● Do this:
Are you able to retype all the records below exactly?
------ Extracted entries ------
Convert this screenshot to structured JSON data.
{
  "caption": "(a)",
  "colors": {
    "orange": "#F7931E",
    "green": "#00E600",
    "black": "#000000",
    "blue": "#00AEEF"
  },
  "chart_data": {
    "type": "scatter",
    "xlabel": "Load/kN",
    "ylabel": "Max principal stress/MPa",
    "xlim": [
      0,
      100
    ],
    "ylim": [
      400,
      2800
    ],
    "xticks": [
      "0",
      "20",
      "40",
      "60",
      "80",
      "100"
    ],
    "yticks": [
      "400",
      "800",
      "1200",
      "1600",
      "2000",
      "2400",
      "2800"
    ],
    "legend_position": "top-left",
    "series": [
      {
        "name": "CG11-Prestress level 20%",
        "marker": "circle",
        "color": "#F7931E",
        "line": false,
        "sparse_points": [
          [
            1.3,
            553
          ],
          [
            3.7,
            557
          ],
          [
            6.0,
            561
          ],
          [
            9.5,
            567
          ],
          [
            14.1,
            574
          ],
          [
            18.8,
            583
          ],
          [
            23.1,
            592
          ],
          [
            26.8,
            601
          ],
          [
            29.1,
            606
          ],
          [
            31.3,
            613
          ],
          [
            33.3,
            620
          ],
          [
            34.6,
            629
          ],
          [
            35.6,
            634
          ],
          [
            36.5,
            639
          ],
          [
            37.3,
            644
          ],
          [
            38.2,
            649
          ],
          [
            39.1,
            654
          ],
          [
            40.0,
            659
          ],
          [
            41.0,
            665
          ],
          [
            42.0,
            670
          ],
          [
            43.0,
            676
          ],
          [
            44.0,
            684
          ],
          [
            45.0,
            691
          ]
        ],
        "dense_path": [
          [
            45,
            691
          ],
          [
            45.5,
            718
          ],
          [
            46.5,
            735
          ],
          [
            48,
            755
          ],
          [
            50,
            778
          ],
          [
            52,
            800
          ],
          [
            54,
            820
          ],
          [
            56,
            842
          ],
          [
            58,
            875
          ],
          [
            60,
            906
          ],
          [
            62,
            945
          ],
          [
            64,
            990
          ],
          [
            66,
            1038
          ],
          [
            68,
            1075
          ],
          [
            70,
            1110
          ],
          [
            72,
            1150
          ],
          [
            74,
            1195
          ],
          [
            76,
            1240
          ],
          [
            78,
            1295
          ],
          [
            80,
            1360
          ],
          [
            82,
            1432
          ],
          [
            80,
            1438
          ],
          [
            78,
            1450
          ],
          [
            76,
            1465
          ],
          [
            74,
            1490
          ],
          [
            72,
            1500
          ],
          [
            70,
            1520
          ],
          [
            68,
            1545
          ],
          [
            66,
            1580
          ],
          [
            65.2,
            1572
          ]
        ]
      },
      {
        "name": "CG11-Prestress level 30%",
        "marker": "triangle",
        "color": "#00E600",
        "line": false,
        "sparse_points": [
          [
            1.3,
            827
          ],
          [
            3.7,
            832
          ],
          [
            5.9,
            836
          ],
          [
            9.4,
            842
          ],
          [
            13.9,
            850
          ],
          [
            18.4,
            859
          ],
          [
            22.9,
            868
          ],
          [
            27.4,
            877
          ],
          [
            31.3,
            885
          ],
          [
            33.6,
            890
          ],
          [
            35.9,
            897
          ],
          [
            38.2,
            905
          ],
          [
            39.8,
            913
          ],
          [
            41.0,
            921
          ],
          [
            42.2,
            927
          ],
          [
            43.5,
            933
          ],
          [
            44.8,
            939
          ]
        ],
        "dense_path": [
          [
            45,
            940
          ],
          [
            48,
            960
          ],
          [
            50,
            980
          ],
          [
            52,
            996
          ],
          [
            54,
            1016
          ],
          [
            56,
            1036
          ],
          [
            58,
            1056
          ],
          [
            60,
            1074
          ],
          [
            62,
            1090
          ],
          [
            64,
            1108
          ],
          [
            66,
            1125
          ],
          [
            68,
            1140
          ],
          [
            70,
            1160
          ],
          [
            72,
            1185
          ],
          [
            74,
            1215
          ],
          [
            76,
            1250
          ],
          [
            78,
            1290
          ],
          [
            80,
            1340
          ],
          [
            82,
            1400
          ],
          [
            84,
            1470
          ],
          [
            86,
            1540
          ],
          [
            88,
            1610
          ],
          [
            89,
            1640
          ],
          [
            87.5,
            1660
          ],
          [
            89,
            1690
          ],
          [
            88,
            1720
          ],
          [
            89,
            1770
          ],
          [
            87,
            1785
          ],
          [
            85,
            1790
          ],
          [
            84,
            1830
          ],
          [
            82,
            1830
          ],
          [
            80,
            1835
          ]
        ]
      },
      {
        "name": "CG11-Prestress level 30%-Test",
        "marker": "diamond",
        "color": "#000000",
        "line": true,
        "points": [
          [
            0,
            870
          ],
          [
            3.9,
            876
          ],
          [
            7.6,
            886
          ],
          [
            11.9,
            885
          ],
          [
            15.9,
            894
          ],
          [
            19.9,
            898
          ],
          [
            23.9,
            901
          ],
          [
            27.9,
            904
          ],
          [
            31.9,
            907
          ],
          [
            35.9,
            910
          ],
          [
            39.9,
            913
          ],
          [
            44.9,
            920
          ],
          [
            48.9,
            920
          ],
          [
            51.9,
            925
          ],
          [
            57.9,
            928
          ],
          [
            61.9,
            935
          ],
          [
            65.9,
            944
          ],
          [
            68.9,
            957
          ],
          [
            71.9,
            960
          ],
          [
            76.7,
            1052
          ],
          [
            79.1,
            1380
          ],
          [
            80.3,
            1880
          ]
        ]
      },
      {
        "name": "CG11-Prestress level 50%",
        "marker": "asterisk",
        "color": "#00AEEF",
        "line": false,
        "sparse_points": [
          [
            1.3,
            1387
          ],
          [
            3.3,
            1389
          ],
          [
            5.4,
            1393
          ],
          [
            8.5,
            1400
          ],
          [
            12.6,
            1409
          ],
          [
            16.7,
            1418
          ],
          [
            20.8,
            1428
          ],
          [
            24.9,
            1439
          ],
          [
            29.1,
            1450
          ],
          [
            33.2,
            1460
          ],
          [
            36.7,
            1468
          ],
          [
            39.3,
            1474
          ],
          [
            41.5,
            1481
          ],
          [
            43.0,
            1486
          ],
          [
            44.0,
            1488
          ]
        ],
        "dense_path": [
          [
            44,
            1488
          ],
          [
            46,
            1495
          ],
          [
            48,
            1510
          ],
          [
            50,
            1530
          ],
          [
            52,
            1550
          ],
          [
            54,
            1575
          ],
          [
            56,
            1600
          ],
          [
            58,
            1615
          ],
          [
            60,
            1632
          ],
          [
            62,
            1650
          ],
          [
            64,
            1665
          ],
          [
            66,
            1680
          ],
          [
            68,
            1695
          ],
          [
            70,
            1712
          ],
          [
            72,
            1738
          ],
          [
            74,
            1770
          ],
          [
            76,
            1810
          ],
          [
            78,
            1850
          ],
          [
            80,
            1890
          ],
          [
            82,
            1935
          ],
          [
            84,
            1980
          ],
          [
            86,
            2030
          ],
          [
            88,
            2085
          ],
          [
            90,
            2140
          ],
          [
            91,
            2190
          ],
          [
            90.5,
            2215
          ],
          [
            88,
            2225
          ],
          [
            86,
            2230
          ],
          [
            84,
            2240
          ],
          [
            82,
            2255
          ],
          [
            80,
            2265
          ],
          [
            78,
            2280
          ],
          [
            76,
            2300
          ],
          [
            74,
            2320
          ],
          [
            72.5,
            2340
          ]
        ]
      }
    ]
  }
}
------
● Response:
Convert this screenshot to structured JSON data.
{
  "caption": "(a)",
  "colors": {
    "orange": "#F7931E",
    "green": "#00E600",
    "black": "#000000",
    "blue": "#00AEEF"
  },
  "chart_data": {
    "type": "scatter",
    "xlabel": "Load/kN",
    "ylabel": "Max principal stress/MPa",
    "xlim": [
      0,
      100
    ],
    "ylim": [
      400,
      2800
    ],
    "xticks": [
      "0",
      "20",
      "40",
      "60",
      "80",
      "100"
    ],
    "yticks": [
      "400",
      "800",
      "1200",
      "1600",
      "2000",
      "2400",
      "2800"
    ],
    "legend_position": "top-left",
    "series": [
      {
        "name": "CG11-Prestress level 20%",
        "marker": "circle",
        "color": "#F7931E",
        "line": false,
        "sparse_points": [
          [
            1.3,
            553
          ],
          [
            3.7,
            557
          ],
          [
            6.0,
            561
          ],
          [
            9.5,
            567
          ],
          [
            14.1,
            574
          ],
          [
            18.8,
            583
          ],
          [
            23.1,
            592
          ],
          [
            26.8,
            601
          ],
          [
            29.1,
            606
          ],
          [
            31.3,
            613
          ],
          [
            33.3,
            620
          ],
          [
            34.6,
            629
          ],
          [
            35.6,
            634
          ],
          [
            36.5,
            639
          ],
          [
            37.3,
            644
          ],
          [
            38.2,
            649
          ],
          [
            39.1,
            654
          ],
          [
            40.0,
            659
          ],
          [
            41.0,
            665
          ],
          [
            42.0,
            670
          ],
          [
            43.0,
            676
          ],
          [
            44.0,
            684
          ],
          [
            45.0,
            691
          ]
        ],
        "dense_path": [
          [
            45,
            691
          ],
          [
            45.5,
            718
          ],
          [
            46.5,
            735
          ],
          [
            48,
            755
          ],
          [
            50,
            778
          ],
          [
            52,
            800
          ],
          [
            54,
            820
          ],
          [
            56,
            842
          ],
          [
            58,
            875
          ],
          [
            60,
            906
          ],
          [
            62,
            945
          ],
          [
            64,
            990
          ],
          [
            66,
            1038
          ],
          [
            68,
            1075
          ],
          [
            70,
            1110
          ],
          [
            72,
            1150
          ],
          [
            74,
            1195
          ],
          [
            76,
            1240
          ],
          [
            78,
            1295
          ],
          [
            80,
            1360
          ],
          [
            82,
            1432
          ],
          [
            80,
            1438
          ],
          [
            78,
            1450
          ],
          [
            76,
            1465
          ],
          [
            74,
            1490
          ],
          [
            72,
            1500
          ],
          [
            70,
            1520
          ],
          [
            68,
            1545
          ],
          [
            66,
            1580
          ],
          [
            65.2,
            1572
          ]
        ]
      },
      {
        "name": "CG11-Prestress level 30%",
        "marker": "triangle",
        "color": "#00E600",
        "line": false,
        "sparse_points": [
          [
            1.3,
            827
          ],
          [
            3.7,
            832
          ],
          [
            5.9,
            836
          ],
          [
            9.4,
            842
          ],
          [
            13.9,
            850
          ],
          [
            18.4,
            859
          ],
          [
            22.9,
            868
          ],
          [
            27.4,
            877
          ],
          [
            31.3,
            885
          ],
          [
            33.6,
            890
          ],
          [
            35.9,
            897
          ],
          [
            38.2,
            905
          ],
          [
            39.8,
            913
          ],
          [
            41.0,
            921
          ],
          [
            42.2,
            927
          ],
          [
            43.5,
            933
          ],
          [
            44.8,
            939
          ]
        ],
        "dense_path": [
          [
            45,
            940
          ],
          [
            48,
            960
          ],
          [
            50,
            980
          ],
          [
            52,
            996
          ],
          [
            54,
            1016
          ],
          [
            56,
            1036
          ],
          [
            58,
            1056
          ],
          [
            60,
            1074
          ],
          [
            62,
            1090
          ],
          [
            64,
            1108
          ],
          [
            66,
            1125
          ],
          [
            68,
            1140
          ],
          [
            70,
            1160
          ],
          [
            72,
            1185
          ],
          [
            74,
            1215
          ],
          [
            76,
            1250
          ],
          [
            78,
            1290
          ],
          [
            80,
            1340
          ],
          [
            82,
            1400
          ],
          [
            84,
            1470
          ],
          [
            86,
            1540
          ],
          [
            88,
            1610
          ],
          [
            89,
            1640
          ],
          [
            87.5,
            1660
          ],
          [
            89,
            1690
          ],
          [
            88,
            1720
          ],
          [
            89,
            1770
          ],
          [
            87,
            1785
          ],
          [
            85,
            1790
          ],
          [
            84,
            1830
          ],
          [
            82,
            1830
          ],
          [
            80,
            1835
          ]
        ]
      },
      {
        "name": "CG11-Prestress level 30%-Test",
        "marker": "diamond",
        "color": "#000000",
        "line": true,
        "points": [
          [
            0,
            870
          ],
          [
            3.9,
            876
          ],
          [
            7.6,
            886
          ],
          [
            11.9,
            885
          ],
          [
            15.9,
            894
          ],
          [
            19.9,
            898
          ],
          [
            23.9,
            901
          ],
          [
            27.9,
            904
          ],
          [
            31.9,
            907
          ],
          [
            35.9,
            910
          ],
          [
            39.9,
            913
          ],
          [
            44.9,
            920
          ],
          [
            48.9,
            920
          ],
          [
            51.9,
            925
          ],
          [
            57.9,
            928
          ],
          [
            61.9,
            935
          ],
          [
            65.9,
            944
          ],
          [
            68.9,
            957
          ],
          [
            71.9,
            960
          ],
          [
            76.7,
            1052
          ],
          [
            79.1,
            1380
          ],
          [
            80.3,
            1880
          ]
        ]
      },
      {
        "name": "CG11-Prestress level 50%",
        "marker": "asterisk",
        "color": "#00AEEF",
        "line": false,
        "sparse_points": [
          [
            1.3,
            1387
          ],
          [
            3.3,
            1389
          ],
          [
            5.4,
            1393
          ],
          [
            8.5,
            1400
          ],
          [
            12.6,
            1409
          ],
          [
            16.7,
            1418
          ],
          [
            20.8,
            1428
          ],
          [
            24.9,
            1439
          ],
          [
            29.1,
            1450
          ],
          [
            33.2,
            1460
          ],
          [
            36.7,
            1468
          ],
          [
            39.3,
            1474
          ],
          [
            41.5,
            1481
          ],
          [
            43.0,
            1486
          ],
          [
            44.0,
            1488
          ]
        ],
        "dense_path": [
          [
            44,
            1488
          ],
          [
            46,
            1495
          ],
          [
            48,
            1510
          ],
          [
            50,
            1530
          ],
          [
            52,
            1550
          ],
          [
            54,
            1575
          ],
          [
            56,
            1600
          ],
          [
            58,
            1615
          ],
          [
            60,
            1632
          ],
          [
            62,
            1650
          ],
          [
            64,
            1665
          ],
          [
            66,
            1680
          ],
          [
            68,
            1695
          ],
          [
            70,
            1712
          ],
          [
            72,
            1738
          ],
          [
            74,
            1770
          ],
          [
            76,
            1810
          ],
          [
            78,
            1850
          ],
          [
            80,
            1890
          ],
          [
            82,
            1935
          ],
          [
            84,
            1980
          ],
          [
            86,
            2030
          ],
          [
            88,
            2085
          ],
          [
            90,
            2140
          ],
          [
            91,
            2190
          ],
          [
            90.5,
            2215
          ],
          [
            88,
            2225
          ],
          [
            86,
            2230
          ],
          [
            84,
            2240
          ],
          [
            82,
            2255
          ],
          [
            80,
            2265
          ],
          [
            78,
            2280
          ],
          [
            76,
            2300
          ],
          [
            74,
            2320
          ],
          [
            72.5,
            2340
          ]
        ]
      }
    ]
  }
}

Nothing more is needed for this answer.